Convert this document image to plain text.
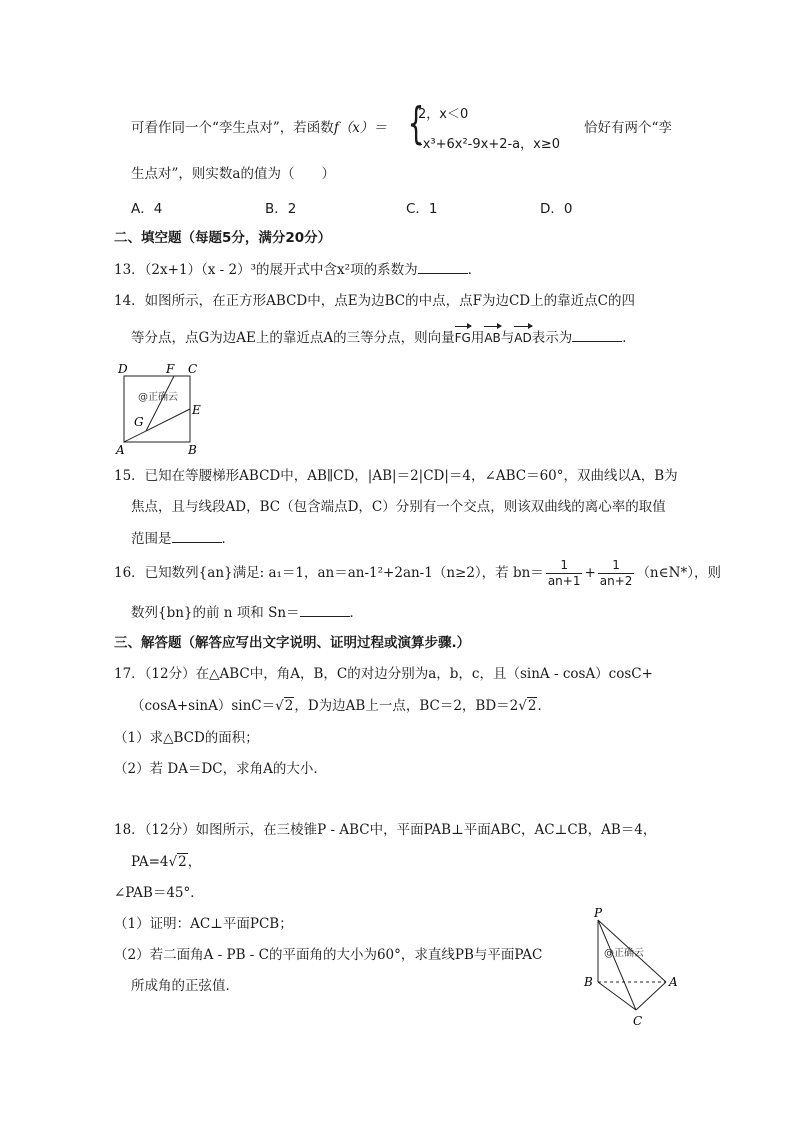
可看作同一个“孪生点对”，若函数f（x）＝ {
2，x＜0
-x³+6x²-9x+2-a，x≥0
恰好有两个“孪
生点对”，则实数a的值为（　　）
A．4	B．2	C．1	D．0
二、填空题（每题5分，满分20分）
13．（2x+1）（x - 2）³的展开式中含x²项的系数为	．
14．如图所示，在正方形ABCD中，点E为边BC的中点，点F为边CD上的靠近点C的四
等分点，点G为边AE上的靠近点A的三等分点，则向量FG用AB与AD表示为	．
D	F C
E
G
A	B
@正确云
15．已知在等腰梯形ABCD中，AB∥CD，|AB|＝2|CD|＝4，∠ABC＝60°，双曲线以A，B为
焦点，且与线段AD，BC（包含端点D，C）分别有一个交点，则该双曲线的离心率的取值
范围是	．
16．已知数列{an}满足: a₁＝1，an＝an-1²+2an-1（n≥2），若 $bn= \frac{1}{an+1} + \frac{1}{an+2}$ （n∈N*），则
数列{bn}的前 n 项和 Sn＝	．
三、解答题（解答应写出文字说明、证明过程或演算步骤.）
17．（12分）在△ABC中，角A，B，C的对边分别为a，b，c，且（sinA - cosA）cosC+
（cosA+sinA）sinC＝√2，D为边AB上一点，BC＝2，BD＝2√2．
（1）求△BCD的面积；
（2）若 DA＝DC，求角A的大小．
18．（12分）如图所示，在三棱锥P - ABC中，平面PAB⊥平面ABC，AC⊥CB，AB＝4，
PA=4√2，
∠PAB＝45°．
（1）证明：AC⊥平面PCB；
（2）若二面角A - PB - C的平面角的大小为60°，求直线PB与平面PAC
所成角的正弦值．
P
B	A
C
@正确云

==

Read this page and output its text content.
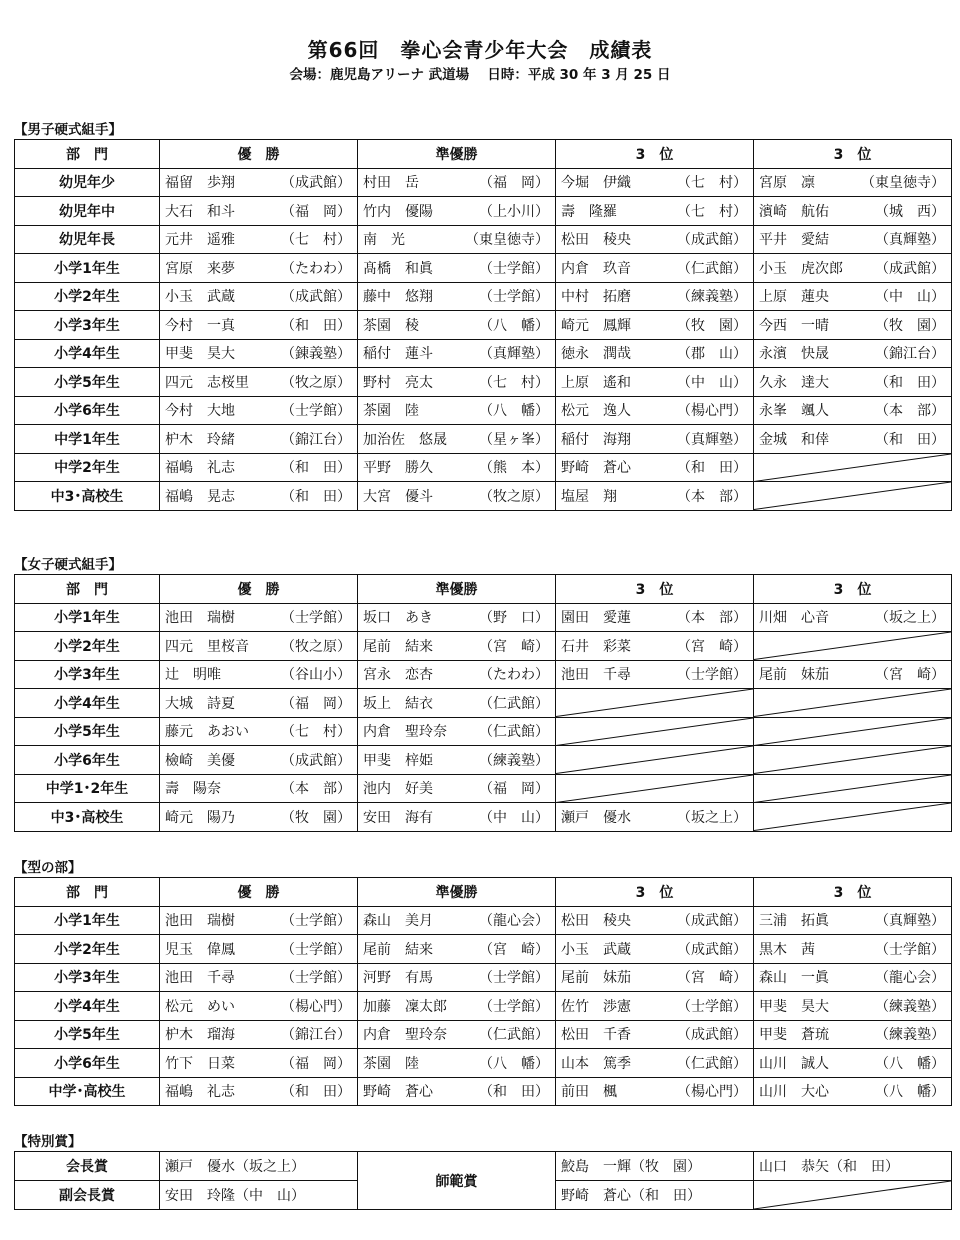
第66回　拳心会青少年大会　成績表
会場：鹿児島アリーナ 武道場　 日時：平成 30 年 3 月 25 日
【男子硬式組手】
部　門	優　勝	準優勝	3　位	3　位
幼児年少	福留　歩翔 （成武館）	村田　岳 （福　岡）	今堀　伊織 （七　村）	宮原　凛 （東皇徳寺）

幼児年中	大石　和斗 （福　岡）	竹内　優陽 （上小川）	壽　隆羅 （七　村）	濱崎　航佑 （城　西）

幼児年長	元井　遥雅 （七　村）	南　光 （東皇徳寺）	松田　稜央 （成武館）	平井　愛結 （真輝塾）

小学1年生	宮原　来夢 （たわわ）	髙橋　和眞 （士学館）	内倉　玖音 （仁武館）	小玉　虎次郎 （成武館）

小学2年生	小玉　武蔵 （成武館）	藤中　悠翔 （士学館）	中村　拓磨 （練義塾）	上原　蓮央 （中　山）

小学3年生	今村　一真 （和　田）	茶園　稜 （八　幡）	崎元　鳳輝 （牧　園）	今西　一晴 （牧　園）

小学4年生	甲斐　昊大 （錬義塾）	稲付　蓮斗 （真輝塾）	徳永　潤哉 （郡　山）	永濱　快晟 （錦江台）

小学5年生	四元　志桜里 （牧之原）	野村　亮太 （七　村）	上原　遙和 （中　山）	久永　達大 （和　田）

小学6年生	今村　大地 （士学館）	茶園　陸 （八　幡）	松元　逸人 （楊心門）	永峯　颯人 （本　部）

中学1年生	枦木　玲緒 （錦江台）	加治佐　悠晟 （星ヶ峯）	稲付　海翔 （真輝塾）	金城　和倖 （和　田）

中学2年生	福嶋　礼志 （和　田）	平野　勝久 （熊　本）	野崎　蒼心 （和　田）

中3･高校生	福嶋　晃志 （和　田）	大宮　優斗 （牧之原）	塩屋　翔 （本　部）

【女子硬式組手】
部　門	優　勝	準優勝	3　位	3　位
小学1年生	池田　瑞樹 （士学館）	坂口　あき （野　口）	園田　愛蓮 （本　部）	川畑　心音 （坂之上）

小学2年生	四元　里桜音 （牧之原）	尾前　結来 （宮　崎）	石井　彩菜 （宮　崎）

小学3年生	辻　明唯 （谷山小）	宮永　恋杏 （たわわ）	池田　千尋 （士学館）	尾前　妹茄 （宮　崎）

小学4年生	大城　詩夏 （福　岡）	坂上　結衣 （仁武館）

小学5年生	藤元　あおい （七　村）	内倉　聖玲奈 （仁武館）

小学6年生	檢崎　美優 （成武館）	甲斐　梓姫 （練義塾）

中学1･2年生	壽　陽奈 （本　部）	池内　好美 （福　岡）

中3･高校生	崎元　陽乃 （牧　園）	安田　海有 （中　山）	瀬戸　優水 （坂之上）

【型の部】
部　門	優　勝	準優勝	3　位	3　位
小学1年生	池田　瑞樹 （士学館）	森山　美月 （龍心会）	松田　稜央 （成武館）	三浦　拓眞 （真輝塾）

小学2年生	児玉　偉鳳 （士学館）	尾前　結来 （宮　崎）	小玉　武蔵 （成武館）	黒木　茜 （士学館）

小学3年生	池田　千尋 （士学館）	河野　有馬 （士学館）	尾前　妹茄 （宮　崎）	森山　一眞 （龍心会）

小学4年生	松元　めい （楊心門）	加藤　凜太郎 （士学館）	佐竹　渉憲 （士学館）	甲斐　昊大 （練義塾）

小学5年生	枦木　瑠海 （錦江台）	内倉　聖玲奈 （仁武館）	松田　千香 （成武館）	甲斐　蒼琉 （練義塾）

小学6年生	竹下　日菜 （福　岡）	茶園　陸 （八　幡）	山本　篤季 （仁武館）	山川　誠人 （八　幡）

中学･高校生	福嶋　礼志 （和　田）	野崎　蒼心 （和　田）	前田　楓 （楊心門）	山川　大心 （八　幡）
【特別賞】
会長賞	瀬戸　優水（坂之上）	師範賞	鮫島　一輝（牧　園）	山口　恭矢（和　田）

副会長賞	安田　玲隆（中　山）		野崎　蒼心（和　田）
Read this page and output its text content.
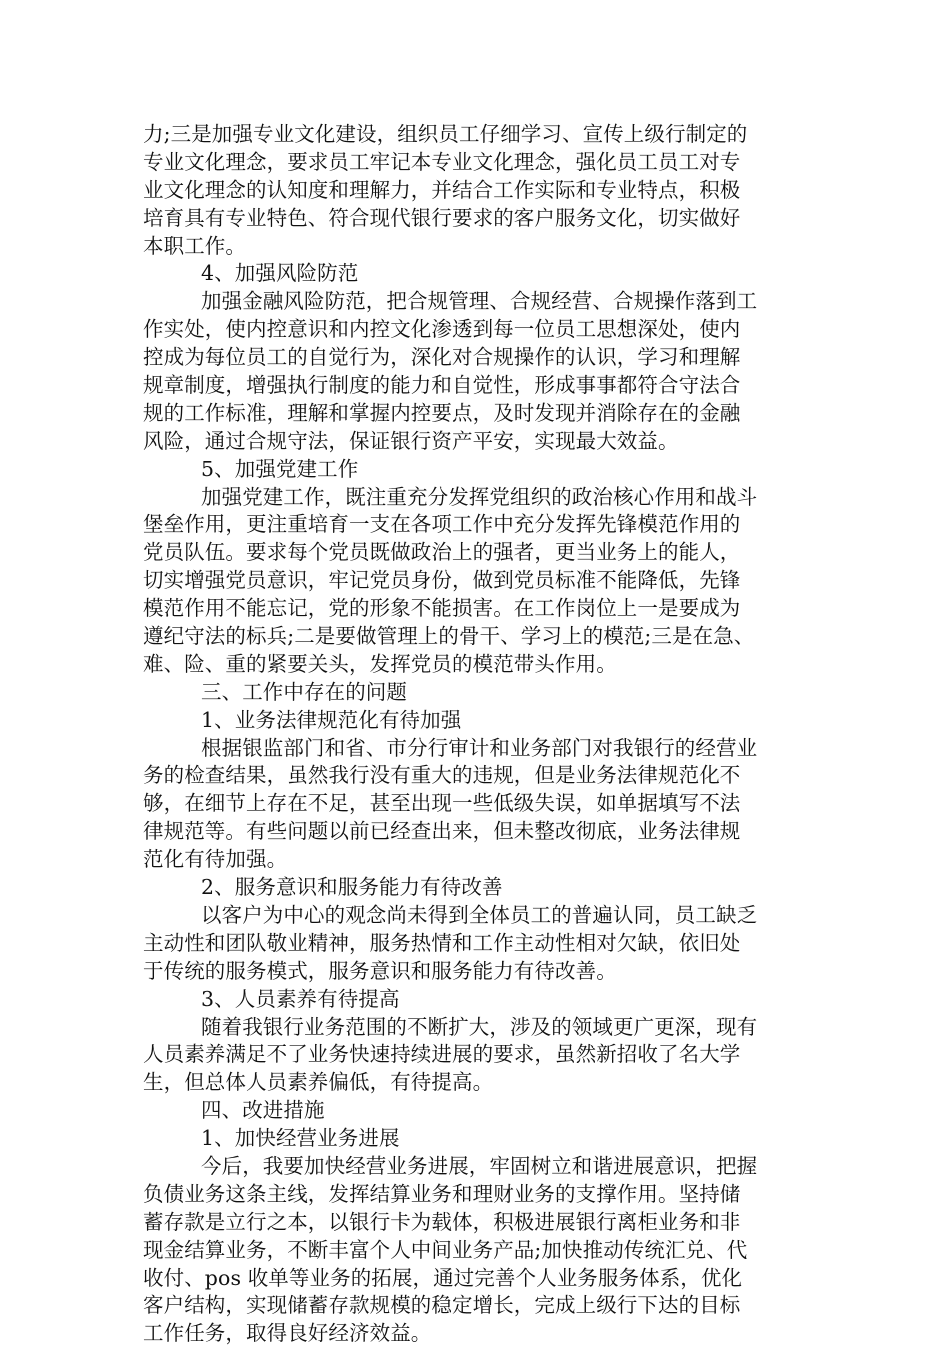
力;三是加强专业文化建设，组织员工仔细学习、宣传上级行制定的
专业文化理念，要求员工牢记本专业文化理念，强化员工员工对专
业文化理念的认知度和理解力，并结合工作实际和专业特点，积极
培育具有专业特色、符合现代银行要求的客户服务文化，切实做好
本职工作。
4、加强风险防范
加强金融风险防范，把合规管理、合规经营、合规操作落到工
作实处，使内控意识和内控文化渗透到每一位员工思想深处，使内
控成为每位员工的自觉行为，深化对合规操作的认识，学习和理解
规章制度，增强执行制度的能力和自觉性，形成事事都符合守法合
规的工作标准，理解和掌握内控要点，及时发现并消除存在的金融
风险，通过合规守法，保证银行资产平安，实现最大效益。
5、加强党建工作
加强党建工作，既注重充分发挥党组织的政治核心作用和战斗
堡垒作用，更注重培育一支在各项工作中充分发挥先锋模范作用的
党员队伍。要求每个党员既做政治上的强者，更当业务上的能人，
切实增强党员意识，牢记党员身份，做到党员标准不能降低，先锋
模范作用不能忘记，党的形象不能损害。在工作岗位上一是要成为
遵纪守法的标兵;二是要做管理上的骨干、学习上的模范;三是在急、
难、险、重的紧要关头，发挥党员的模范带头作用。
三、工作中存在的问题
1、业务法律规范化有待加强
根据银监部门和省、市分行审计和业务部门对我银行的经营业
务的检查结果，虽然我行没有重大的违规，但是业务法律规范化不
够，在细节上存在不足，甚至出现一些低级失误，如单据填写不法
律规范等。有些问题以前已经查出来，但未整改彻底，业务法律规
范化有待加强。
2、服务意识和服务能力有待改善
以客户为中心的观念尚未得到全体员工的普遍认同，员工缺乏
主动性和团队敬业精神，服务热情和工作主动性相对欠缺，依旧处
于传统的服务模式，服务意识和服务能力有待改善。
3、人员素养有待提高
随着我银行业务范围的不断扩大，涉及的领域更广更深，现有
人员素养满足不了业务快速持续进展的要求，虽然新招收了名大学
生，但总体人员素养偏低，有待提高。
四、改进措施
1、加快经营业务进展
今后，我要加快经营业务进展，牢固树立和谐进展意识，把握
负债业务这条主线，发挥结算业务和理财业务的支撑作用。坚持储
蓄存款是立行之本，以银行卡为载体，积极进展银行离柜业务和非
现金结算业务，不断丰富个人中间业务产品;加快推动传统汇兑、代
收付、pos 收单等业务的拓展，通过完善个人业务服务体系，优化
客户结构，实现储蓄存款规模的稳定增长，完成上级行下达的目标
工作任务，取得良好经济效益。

▶ **Problem details**
From the listing, copy every line where the string "cosA" appears.

▶ **Answer for this exercise**
17．（12分）在△ABC中，角A，B，C的对边分别为a，b，c，且（sinA - cosA）cosC+
（cosA+sinA）sinC＝√2，D为边AB上一点，BC＝2，BD＝2√2．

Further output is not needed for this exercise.